### JOB
Reproduce the listing below character for character; drop every image.
-------- DATA SUPPLIED --------
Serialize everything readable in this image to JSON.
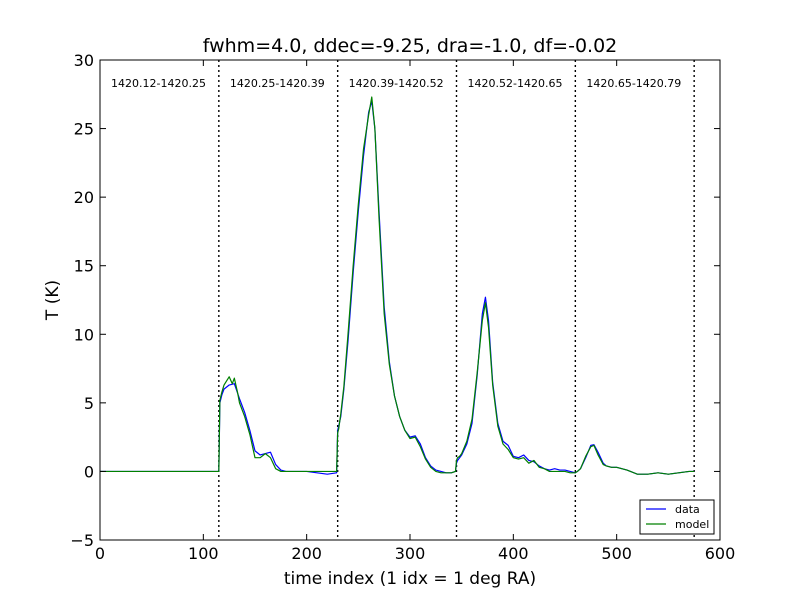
{
  "chart_data": {
    "type": "line",
    "title": "fwhm=4.0, ddec=-9.25, dra=-1.0, df=-0.02",
    "xlabel": "time index (1 idx = 1 deg RA)",
    "ylabel": "T (K)",
    "xlim": [
      0,
      600
    ],
    "ylim": [
      -5,
      30
    ],
    "xticks": [
      0,
      100,
      200,
      300,
      400,
      500,
      600
    ],
    "yticks": [
      -5,
      0,
      5,
      10,
      15,
      20,
      25,
      30
    ],
    "grid": false,
    "legend_position": "bottom-right",
    "vlines": [
      115,
      230,
      345,
      460,
      575
    ],
    "band_labels": [
      {
        "x_start": 0,
        "x_end": 115,
        "text": "1420.12-1420.25"
      },
      {
        "x_start": 115,
        "x_end": 230,
        "text": "1420.25-1420.39"
      },
      {
        "x_start": 230,
        "x_end": 345,
        "text": "1420.39-1420.52"
      },
      {
        "x_start": 345,
        "x_end": 460,
        "text": "1420.52-1420.65"
      },
      {
        "x_start": 460,
        "x_end": 575,
        "text": "1420.65-1420.79"
      }
    ],
    "series": [
      {
        "name": "data",
        "color": "#0000ff",
        "x": [
          0,
          20,
          40,
          60,
          80,
          100,
          114,
          115,
          116,
          118,
          120,
          125,
          130,
          135,
          140,
          145,
          150,
          155,
          160,
          165,
          170,
          175,
          180,
          190,
          200,
          210,
          220,
          229,
          230,
          231,
          233,
          236,
          240,
          245,
          250,
          255,
          260,
          263,
          266,
          270,
          275,
          280,
          285,
          290,
          295,
          300,
          305,
          310,
          315,
          320,
          325,
          330,
          335,
          340,
          344,
          345,
          346,
          348,
          350,
          355,
          360,
          365,
          370,
          373,
          376,
          380,
          385,
          390,
          395,
          400,
          405,
          410,
          415,
          420,
          425,
          430,
          435,
          440,
          445,
          450,
          455,
          460,
          462,
          465,
          470,
          475,
          478,
          482,
          487,
          490,
          495,
          500,
          510,
          520,
          530,
          540,
          550,
          560,
          570,
          575
        ],
        "values": [
          0,
          0,
          0,
          0,
          0,
          0,
          0,
          0,
          5.0,
          5.6,
          6.0,
          6.3,
          6.4,
          5.3,
          4.3,
          3.0,
          1.5,
          1.2,
          1.3,
          1.4,
          0.5,
          0.1,
          0,
          0,
          0,
          -0.1,
          -0.2,
          -0.1,
          3.0,
          3.3,
          4.0,
          6.0,
          9.5,
          14.5,
          19.0,
          23.0,
          26.2,
          27.0,
          25.0,
          19.0,
          12.0,
          8.0,
          5.5,
          4.0,
          3.0,
          2.5,
          2.6,
          2.0,
          1.0,
          0.4,
          0.1,
          0,
          -0.1,
          -0.1,
          0,
          0.6,
          0.8,
          1.0,
          1.2,
          2.0,
          3.5,
          7.0,
          11.5,
          12.7,
          11.0,
          6.5,
          3.5,
          2.2,
          1.9,
          1.1,
          1.0,
          1.2,
          0.8,
          0.7,
          0.4,
          0.2,
          0.1,
          0.2,
          0.1,
          0.1,
          0,
          -0.1,
          0,
          0.2,
          1.0,
          1.9,
          1.95,
          1.4,
          0.6,
          0.4,
          0.3,
          0.3,
          0.1,
          -0.2,
          -0.2,
          -0.1,
          -0.2,
          -0.1,
          0,
          0
        ]
      },
      {
        "name": "model",
        "color": "#008000",
        "x": [
          0,
          20,
          40,
          60,
          80,
          100,
          114,
          115,
          116,
          118,
          120,
          125,
          128,
          130,
          133,
          135,
          140,
          145,
          150,
          155,
          160,
          165,
          170,
          175,
          180,
          190,
          200,
          210,
          220,
          229,
          230,
          231,
          233,
          236,
          240,
          245,
          250,
          255,
          260,
          263,
          266,
          270,
          275,
          280,
          285,
          290,
          295,
          300,
          305,
          310,
          315,
          320,
          325,
          330,
          335,
          340,
          344,
          345,
          346,
          348,
          350,
          355,
          360,
          365,
          370,
          373,
          376,
          380,
          385,
          390,
          395,
          400,
          405,
          410,
          415,
          420,
          425,
          430,
          435,
          440,
          445,
          450,
          455,
          460,
          462,
          465,
          470,
          475,
          478,
          482,
          487,
          490,
          495,
          500,
          510,
          520,
          530,
          540,
          550,
          560,
          570,
          575
        ],
        "values": [
          0,
          0,
          0,
          0,
          0,
          0,
          0,
          0,
          5.2,
          5.8,
          6.3,
          6.9,
          6.4,
          6.8,
          5.8,
          5.0,
          4.0,
          2.7,
          1.0,
          1.0,
          1.3,
          1.0,
          0.2,
          0,
          0,
          0,
          0,
          0,
          0,
          0,
          2.8,
          3.1,
          4.2,
          6.2,
          10.0,
          15.0,
          19.5,
          23.5,
          26.0,
          27.3,
          25.0,
          18.5,
          11.5,
          7.8,
          5.5,
          4.0,
          3.0,
          2.4,
          2.5,
          1.8,
          0.9,
          0.3,
          0,
          -0.1,
          -0.1,
          -0.1,
          0,
          0.8,
          1.0,
          1.1,
          1.3,
          2.2,
          3.8,
          7.2,
          11.0,
          12.3,
          10.5,
          6.3,
          3.3,
          2.0,
          1.6,
          1.0,
          0.9,
          1.0,
          0.6,
          0.8,
          0.3,
          0.2,
          0,
          0,
          0,
          0,
          -0.1,
          -0.1,
          0,
          0.2,
          1.1,
          1.8,
          1.9,
          1.2,
          0.5,
          0.4,
          0.3,
          0.3,
          0.1,
          -0.2,
          -0.2,
          -0.1,
          -0.2,
          -0.1,
          0,
          0
        ]
      }
    ]
  }
}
--------
### RESPONSE TO THIS TASK
Serialize everything readable in this image to JSON.
{
  "chart_data": {
    "type": "line",
    "title": "fwhm=4.0, ddec=-9.25, dra=-1.0, df=-0.02",
    "xlabel": "time index (1 idx = 1 deg RA)",
    "ylabel": "T (K)",
    "xlim": [
      0,
      600
    ],
    "ylim": [
      -5,
      30
    ],
    "xticks": [
      0,
      100,
      200,
      300,
      400,
      500,
      600
    ],
    "yticks": [
      -5,
      0,
      5,
      10,
      15,
      20,
      25,
      30
    ],
    "grid": false,
    "legend_position": "bottom-right",
    "vlines": [
      115,
      230,
      345,
      460,
      575
    ],
    "band_labels": [
      {
        "x_start": 0,
        "x_end": 115,
        "text": "1420.12-1420.25"
      },
      {
        "x_start": 115,
        "x_end": 230,
        "text": "1420.25-1420.39"
      },
      {
        "x_start": 230,
        "x_end": 345,
        "text": "1420.39-1420.52"
      },
      {
        "x_start": 345,
        "x_end": 460,
        "text": "1420.52-1420.65"
      },
      {
        "x_start": 460,
        "x_end": 575,
        "text": "1420.65-1420.79"
      }
    ],
    "series": [
      {
        "name": "data",
        "color": "#0000ff",
        "x": [
          0,
          20,
          40,
          60,
          80,
          100,
          114,
          115,
          116,
          118,
          120,
          125,
          130,
          135,
          140,
          145,
          150,
          155,
          160,
          165,
          170,
          175,
          180,
          190,
          200,
          210,
          220,
          229,
          230,
          231,
          233,
          236,
          240,
          245,
          250,
          255,
          260,
          263,
          266,
          270,
          275,
          280,
          285,
          290,
          295,
          300,
          305,
          310,
          315,
          320,
          325,
          330,
          335,
          340,
          344,
          345,
          346,
          348,
          350,
          355,
          360,
          365,
          370,
          373,
          376,
          380,
          385,
          390,
          395,
          400,
          405,
          410,
          415,
          420,
          425,
          430,
          435,
          440,
          445,
          450,
          455,
          460,
          462,
          465,
          470,
          475,
          478,
          482,
          487,
          490,
          495,
          500,
          510,
          520,
          530,
          540,
          550,
          560,
          570,
          575
        ],
        "values": [
          0,
          0,
          0,
          0,
          0,
          0,
          0,
          0,
          5.0,
          5.6,
          6.0,
          6.3,
          6.4,
          5.3,
          4.3,
          3.0,
          1.5,
          1.2,
          1.3,
          1.4,
          0.5,
          0.1,
          0,
          0,
          0,
          -0.1,
          -0.2,
          -0.1,
          3.0,
          3.3,
          4.0,
          6.0,
          9.5,
          14.5,
          19.0,
          23.0,
          26.2,
          27.0,
          25.0,
          19.0,
          12.0,
          8.0,
          5.5,
          4.0,
          3.0,
          2.5,
          2.6,
          2.0,
          1.0,
          0.4,
          0.1,
          0,
          -0.1,
          -0.1,
          0,
          0.6,
          0.8,
          1.0,
          1.2,
          2.0,
          3.5,
          7.0,
          11.5,
          12.7,
          11.0,
          6.5,
          3.5,
          2.2,
          1.9,
          1.1,
          1.0,
          1.2,
          0.8,
          0.7,
          0.4,
          0.2,
          0.1,
          0.2,
          0.1,
          0.1,
          0,
          -0.1,
          0,
          0.2,
          1.0,
          1.9,
          1.95,
          1.4,
          0.6,
          0.4,
          0.3,
          0.3,
          0.1,
          -0.2,
          -0.2,
          -0.1,
          -0.2,
          -0.1,
          0,
          0
        ]
      },
      {
        "name": "model",
        "color": "#008000",
        "x": [
          0,
          20,
          40,
          60,
          80,
          100,
          114,
          115,
          116,
          118,
          120,
          125,
          128,
          130,
          133,
          135,
          140,
          145,
          150,
          155,
          160,
          165,
          170,
          175,
          180,
          190,
          200,
          210,
          220,
          229,
          230,
          231,
          233,
          236,
          240,
          245,
          250,
          255,
          260,
          263,
          266,
          270,
          275,
          280,
          285,
          290,
          295,
          300,
          305,
          310,
          315,
          320,
          325,
          330,
          335,
          340,
          344,
          345,
          346,
          348,
          350,
          355,
          360,
          365,
          370,
          373,
          376,
          380,
          385,
          390,
          395,
          400,
          405,
          410,
          415,
          420,
          425,
          430,
          435,
          440,
          445,
          450,
          455,
          460,
          462,
          465,
          470,
          475,
          478,
          482,
          487,
          490,
          495,
          500,
          510,
          520,
          530,
          540,
          550,
          560,
          570,
          575
        ],
        "values": [
          0,
          0,
          0,
          0,
          0,
          0,
          0,
          0,
          5.2,
          5.8,
          6.3,
          6.9,
          6.4,
          6.8,
          5.8,
          5.0,
          4.0,
          2.7,
          1.0,
          1.0,
          1.3,
          1.0,
          0.2,
          0,
          0,
          0,
          0,
          0,
          0,
          0,
          2.8,
          3.1,
          4.2,
          6.2,
          10.0,
          15.0,
          19.5,
          23.5,
          26.0,
          27.3,
          25.0,
          18.5,
          11.5,
          7.8,
          5.5,
          4.0,
          3.0,
          2.4,
          2.5,
          1.8,
          0.9,
          0.3,
          0,
          -0.1,
          -0.1,
          -0.1,
          0,
          0.8,
          1.0,
          1.1,
          1.3,
          2.2,
          3.8,
          7.2,
          11.0,
          12.3,
          10.5,
          6.3,
          3.3,
          2.0,
          1.6,
          1.0,
          0.9,
          1.0,
          0.6,
          0.8,
          0.3,
          0.2,
          0,
          0,
          0,
          0,
          -0.1,
          -0.1,
          0,
          0.2,
          1.1,
          1.8,
          1.9,
          1.2,
          0.5,
          0.4,
          0.3,
          0.3,
          0.1,
          -0.2,
          -0.2,
          -0.1,
          -0.2,
          -0.1,
          0,
          0
        ]
      }
    ]
  }
}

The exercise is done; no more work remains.